Exercise objective: Records follow. Pull out every line that contains "address".

◆ ◆ ◆

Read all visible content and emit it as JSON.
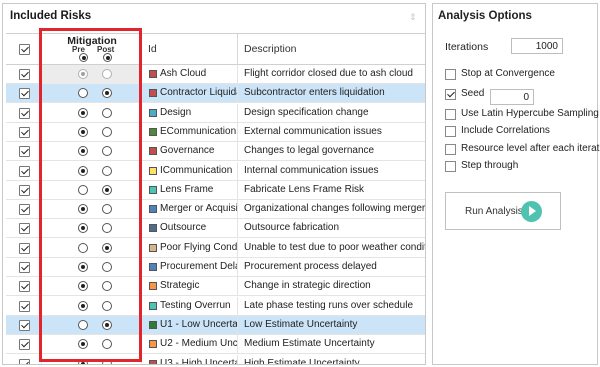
{
  "left_panel": {
    "title": "Included Risks",
    "header": {
      "all_checked": true,
      "mitigation_label": "Mitigation",
      "pre_label": "Pre",
      "post_label": "Post",
      "id_label": "Id",
      "description_label": "Description"
    },
    "rows": [
      {
        "id": "Ash Cloud",
        "description": "Flight corridor closed due to ash cloud",
        "color": "#c0504d",
        "checked": true,
        "mitigation": "pre"
      },
      {
        "id": "Contractor Liquidat",
        "description": "Subcontractor enters liquidation",
        "color": "#c0504d",
        "checked": true,
        "mitigation": "post"
      },
      {
        "id": "Design",
        "description": "Design specification change",
        "color": "#4bacc6",
        "checked": true,
        "mitigation": "pre"
      },
      {
        "id": "ECommunication",
        "description": "External communication issues",
        "color": "#4f8a3c",
        "checked": true,
        "mitigation": "pre"
      },
      {
        "id": "Governance",
        "description": "Changes to legal governance",
        "color": "#c0504d",
        "checked": true,
        "mitigation": "pre"
      },
      {
        "id": "ICommunication",
        "description": "Internal communication issues",
        "color": "#ffe066",
        "checked": true,
        "mitigation": "pre"
      },
      {
        "id": "Lens Frame",
        "description": "Fabricate Lens Frame Risk",
        "color": "#4bc6b4",
        "checked": true,
        "mitigation": "post"
      },
      {
        "id": "Merger or Acquisitio",
        "description": "Organizational changes following merger or",
        "color": "#4f81bd",
        "checked": true,
        "mitigation": "pre"
      },
      {
        "id": "Outsource",
        "description": "Outsource fabrication",
        "color": "#4f6d8a",
        "checked": true,
        "mitigation": "pre"
      },
      {
        "id": "Poor Flying Conditi",
        "description": "Unable to test due to poor weather condition",
        "color": "#d9b38c",
        "checked": true,
        "mitigation": "post"
      },
      {
        "id": "Procurement Delays",
        "description": "Procurement process delayed",
        "color": "#4f81bd",
        "checked": true,
        "mitigation": "pre"
      },
      {
        "id": "Strategic",
        "description": "Change in strategic direction",
        "color": "#f79646",
        "checked": true,
        "mitigation": "pre"
      },
      {
        "id": "Testing Overrun",
        "description": "Late phase testing runs over schedule",
        "color": "#4bc6b4",
        "checked": true,
        "mitigation": "pre"
      },
      {
        "id": "U1 - Low Uncertaint",
        "description": "Low Estimate Uncertainty",
        "color": "#2e7d32",
        "checked": true,
        "mitigation": "post"
      },
      {
        "id": "U2 - Medium Uncer",
        "description": "Medium Estimate Uncertainty",
        "color": "#f79646",
        "checked": true,
        "mitigation": "pre"
      },
      {
        "id": "U3 - High Uncertain",
        "description": "High Estimate Uncertainty",
        "color": "#c0504d",
        "checked": true,
        "mitigation": "pre"
      }
    ],
    "highlight_color": "#e0262c"
  },
  "right_panel": {
    "title": "Analysis Options",
    "iterations_label": "Iterations",
    "iterations_value": "1000",
    "options": [
      {
        "label": "Stop at Convergence",
        "checked": false
      },
      {
        "label": "Seed",
        "checked": true
      },
      {
        "label": "Use Latin Hypercube Sampling",
        "checked": false
      },
      {
        "label": "Include Correlations",
        "checked": false
      },
      {
        "label": "Resource level after each iteration",
        "checked": false
      },
      {
        "label": "Step through",
        "checked": false
      }
    ],
    "seed_value": "0",
    "run_button_label": "Run Analysis",
    "run_icon_color": "#4fc3b0"
  }
}
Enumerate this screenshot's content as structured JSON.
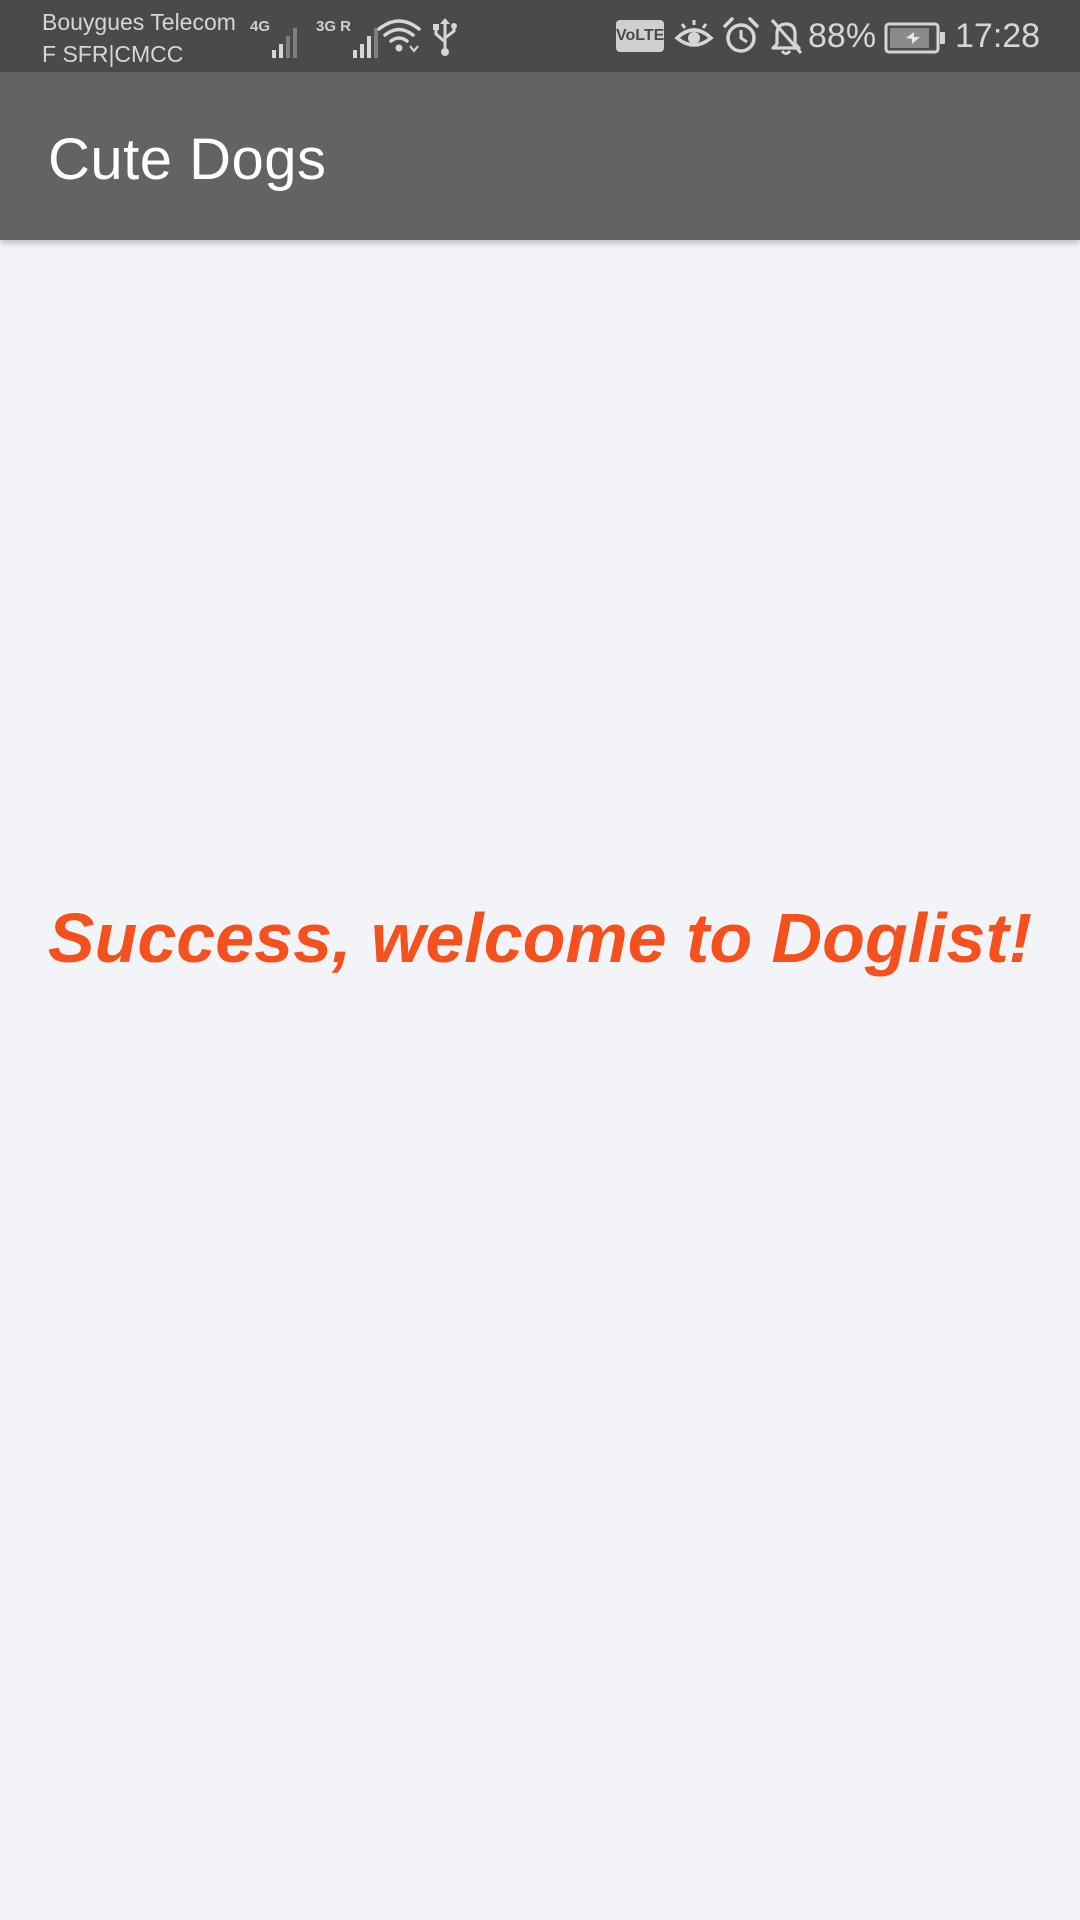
{
  "status_bar": {
    "carrier_line1": "Bouygues Telecom",
    "carrier_line2": "F SFR|CMCC",
    "network1_tag": "4G",
    "network2_tag": "3G R",
    "volte_label": "VoLTE",
    "battery_percent": "88%",
    "battery_level": 0.88,
    "time": "17:28",
    "icons": [
      "signal-4g-icon",
      "signal-3g-roaming-icon",
      "wifi-icon",
      "usb-icon",
      "volte-icon",
      "eye-comfort-icon",
      "alarm-icon",
      "notifications-off-icon",
      "battery-charging-icon"
    ]
  },
  "app_bar": {
    "title": "Cute Dogs"
  },
  "main": {
    "message": "Success, welcome to Doglist!",
    "message_color": "#f4511e"
  },
  "colors": {
    "status_bar_bg": "#4a4a4c",
    "app_bar_bg": "#636366",
    "background": "#f3f4f8"
  }
}
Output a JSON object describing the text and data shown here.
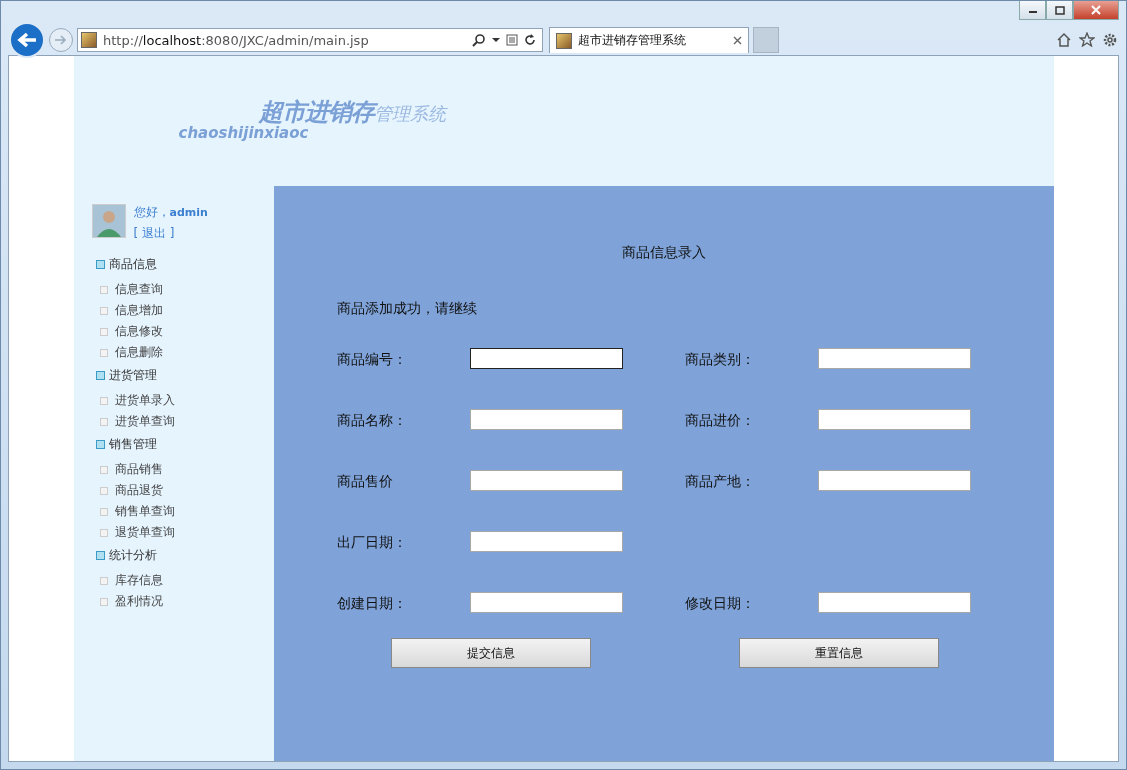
{
  "browser": {
    "address": "http://**localhost**:8080/JXC/admin/main.jsp",
    "tab_title": "超市进销存管理系统"
  },
  "header": {
    "logo_main": "超市进销存",
    "logo_sub": "管理系统",
    "logo_pinyin": "chaoshijinxiaoc"
  },
  "user": {
    "greeting": "您好，**admin**",
    "logout": "[ 退出 ]"
  },
  "sidebar": [
    {
      "label": "商品信息",
      "children": [
        {
          "label": "信息查询"
        },
        {
          "label": "信息增加"
        },
        {
          "label": "信息修改"
        },
        {
          "label": "信息删除"
        }
      ]
    },
    {
      "label": "进货管理",
      "children": [
        {
          "label": "进货单录入"
        },
        {
          "label": "进货单查询"
        }
      ]
    },
    {
      "label": "销售管理",
      "children": [
        {
          "label": "商品销售"
        },
        {
          "label": "商品退货"
        },
        {
          "label": "销售单查询"
        },
        {
          "label": "退货单查询"
        }
      ]
    },
    {
      "label": "统计分析",
      "children": [
        {
          "label": "库存信息"
        },
        {
          "label": "盈利情况"
        }
      ]
    }
  ],
  "form": {
    "title": "商品信息录入",
    "message": "商品添加成功，请继续",
    "rows": [
      [
        {
          "label": "商品编号：",
          "focused": true
        },
        {
          "label": "商品类别：",
          "focused": false
        }
      ],
      [
        {
          "label": "商品名称：",
          "focused": false
        },
        {
          "label": "商品进价：",
          "focused": false
        }
      ],
      [
        {
          "label": "商品售价",
          "focused": false
        },
        {
          "label": "商品产地：",
          "focused": false
        }
      ],
      [
        {
          "label": "出厂日期：",
          "focused": false
        }
      ],
      [
        {
          "label": "创建日期：",
          "focused": false
        },
        {
          "label": "修改日期：",
          "focused": false
        }
      ]
    ],
    "buttons": [
      "提交信息",
      "重置信息"
    ]
  }
}
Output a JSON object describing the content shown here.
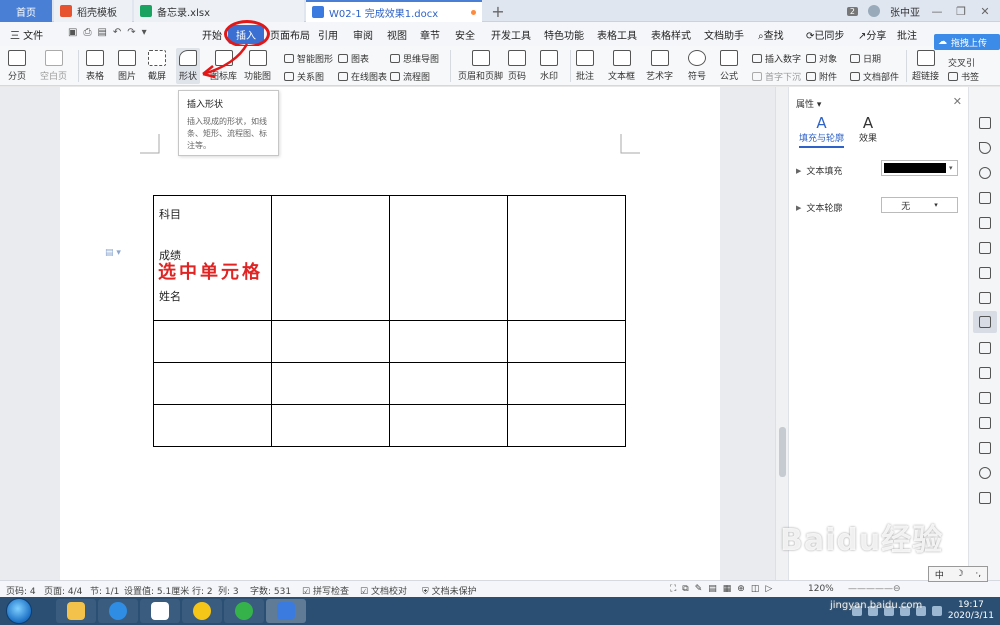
{
  "tabs": {
    "home": "首页",
    "template": "稻壳模板",
    "xlsx": "备忘录.xlsx",
    "doc": "W02-1 完成效果1.docx",
    "new": "+"
  },
  "titlebar": {
    "count_badge": "2",
    "user": "张中亚"
  },
  "menu": {
    "file": "三 文件",
    "start": "开始",
    "insert": "插入",
    "layout": "页面布局",
    "reference": "引用",
    "review": "审阅",
    "view": "视图",
    "chapter": "章节",
    "security": "安全",
    "dev": "开发工具",
    "special": "特色功能",
    "table_tools": "表格工具",
    "table_style": "表格样式",
    "doc_helper": "文档助手",
    "search": "查找",
    "sync": "已同步",
    "share": "分享",
    "comment": "批注"
  },
  "ribbon": {
    "page_break": "分页",
    "blank_page": "空白页",
    "table": "表格",
    "picture": "图片",
    "screenshot": "截屏",
    "shape": "形状",
    "icon_lib": "图标库",
    "func_chart": "功能图",
    "smart_art": "智能图形",
    "chart": "图表",
    "mindmap": "思维导图",
    "relation": "关系图",
    "online_chart": "在线图表",
    "flowchart": "流程图",
    "header_footer": "页眉和页脚",
    "page_num": "页码",
    "watermark": "水印",
    "comment_btn": "批注",
    "textbox": "文本框",
    "wordart": "艺术字",
    "symbol": "符号",
    "formula": "公式",
    "insert_num": "插入数字",
    "object": "对象",
    "date": "日期",
    "first_drop": "首字下沉",
    "attachment": "附件",
    "doc_part": "文档部件",
    "hyperlink": "超链接",
    "cross_ref": "交叉引",
    "bookmark": "书签",
    "upload": "拖拽上传"
  },
  "tooltip": {
    "title": "插入形状",
    "body": "插入现成的形状，如线条、矩形、流程图、标注等。"
  },
  "table": {
    "cell_subject": "科目",
    "cell_score": "成绩",
    "cell_name": "姓名",
    "handwriting": "选中单元格"
  },
  "properties": {
    "header": "属性",
    "tab_fill": "填充与轮廓",
    "tab_effect": "效果",
    "text_fill": "文本填充",
    "text_outline": "文本轮廓",
    "outline_value": "无",
    "fill_color": "#000000"
  },
  "status": {
    "page_no": "页码: 4",
    "pages": "页面: 4/4",
    "section": "节: 1/1",
    "setting": "设置值: 5.1厘米",
    "row": "行: 2",
    "col": "列: 3",
    "words": "字数: 531",
    "spell": "拼写检查",
    "proof": "文档校对",
    "protect": "文档未保护",
    "zoom": "120%"
  },
  "taskbar": {
    "time": "19:17",
    "date": "2020/3/11"
  },
  "watermark": {
    "brand": "Baidu经验",
    "url": "jingyan.baidu.com"
  },
  "ime": {
    "lang": "中",
    "moon": "☽",
    "punct": "·,"
  },
  "colors": {
    "accent": "#3b6fd1",
    "annotation_red": "#e02424"
  }
}
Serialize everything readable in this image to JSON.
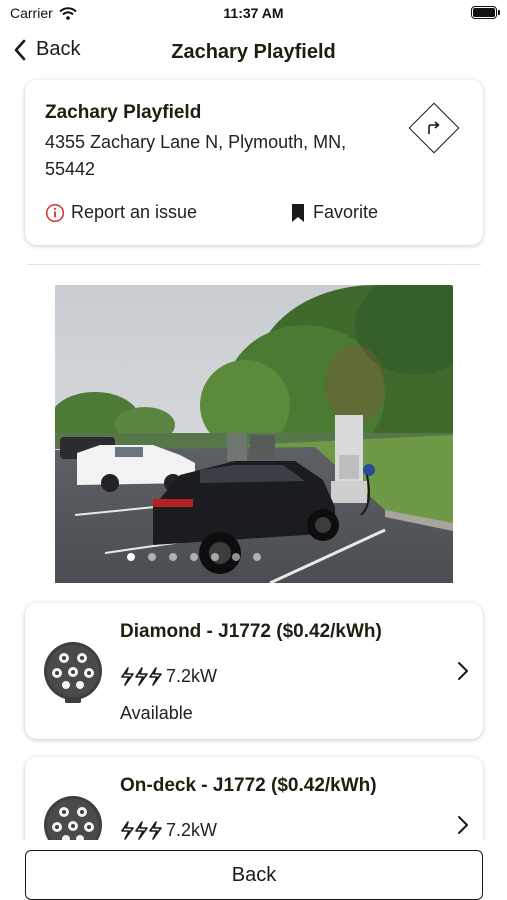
{
  "status_bar": {
    "carrier": "Carrier",
    "time": "11:37 AM"
  },
  "nav": {
    "back_label": "Back",
    "title": "Zachary Playfield"
  },
  "station": {
    "name": "Zachary Playfield",
    "address": "4355 Zachary Lane N, Plymouth, MN, 55442",
    "report_label": "Report an issue",
    "favorite_label": "Favorite"
  },
  "photo_gallery": {
    "page_count": 7,
    "current_page": 1
  },
  "connectors": [
    {
      "title": "Diamond - J1772 ($0.42/kWh)",
      "power": "7.2kW",
      "status": "Available",
      "icon": "j1772-connector-icon"
    },
    {
      "title": "On-deck - J1772 ($0.42/kWh)",
      "power": "7.2kW",
      "status": "",
      "icon": "j1772-connector-icon"
    }
  ],
  "footer": {
    "back_button_label": "Back"
  },
  "colors": {
    "title_text": "#1f1f10",
    "report_icon": "#d0312d",
    "card_shadow": "rgba(0,0,0,0.22)"
  }
}
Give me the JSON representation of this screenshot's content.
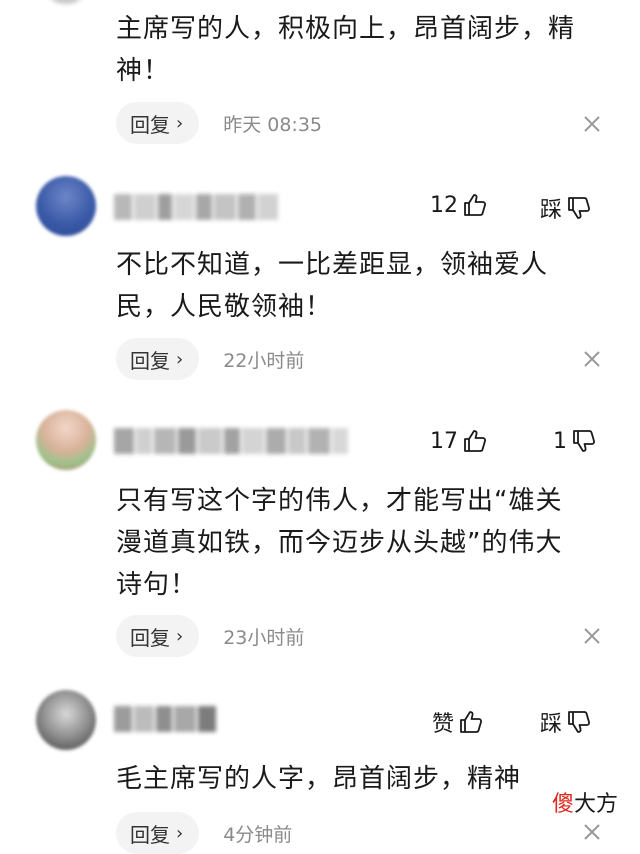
{
  "comments": [
    {
      "text_lines": [
        "主席写的人，积极向上，昂首阔步，精",
        "神！"
      ],
      "reply_label": "回复",
      "time": "昨天 08:35"
    },
    {
      "likes": "12",
      "dislike_label": "踩",
      "text_lines": [
        "不比不知道，一比差距显，领袖爱人",
        "民，人民敬领袖！"
      ],
      "reply_label": "回复",
      "time": "22小时前"
    },
    {
      "likes": "17",
      "dislikes": "1",
      "text_lines": [
        "只有写这个字的伟人，才能写出“雄关",
        "漫道真如铁，而今迈步从头越”的伟大",
        "诗句！"
      ],
      "reply_label": "回复",
      "time": "23小时前"
    },
    {
      "like_label": "赞",
      "dislike_label": "踩",
      "text_lines": [
        "毛主席写的人字，昂首阔步，精神"
      ],
      "reply_label": "回复",
      "time": "4分钟前"
    }
  ],
  "icons": {
    "like": "thumbs-up-icon",
    "dislike": "thumbs-down-icon",
    "close": "close-icon",
    "chevron": "chevron-right-icon"
  },
  "watermark": {
    "red_char": "傻",
    "rest": "大方"
  },
  "colors": {
    "text": "#1a1a1a",
    "muted": "#8a8a8a",
    "pill_bg": "#f3f3f3",
    "watermark_red": "#e0261b"
  }
}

◆ ◆ ◆

In response:
    "address": "http://**localhost**:8080/JXC/admin/main.jsp",
    "address": "4355 Zachary Lane N, Plymouth, MN, 55442",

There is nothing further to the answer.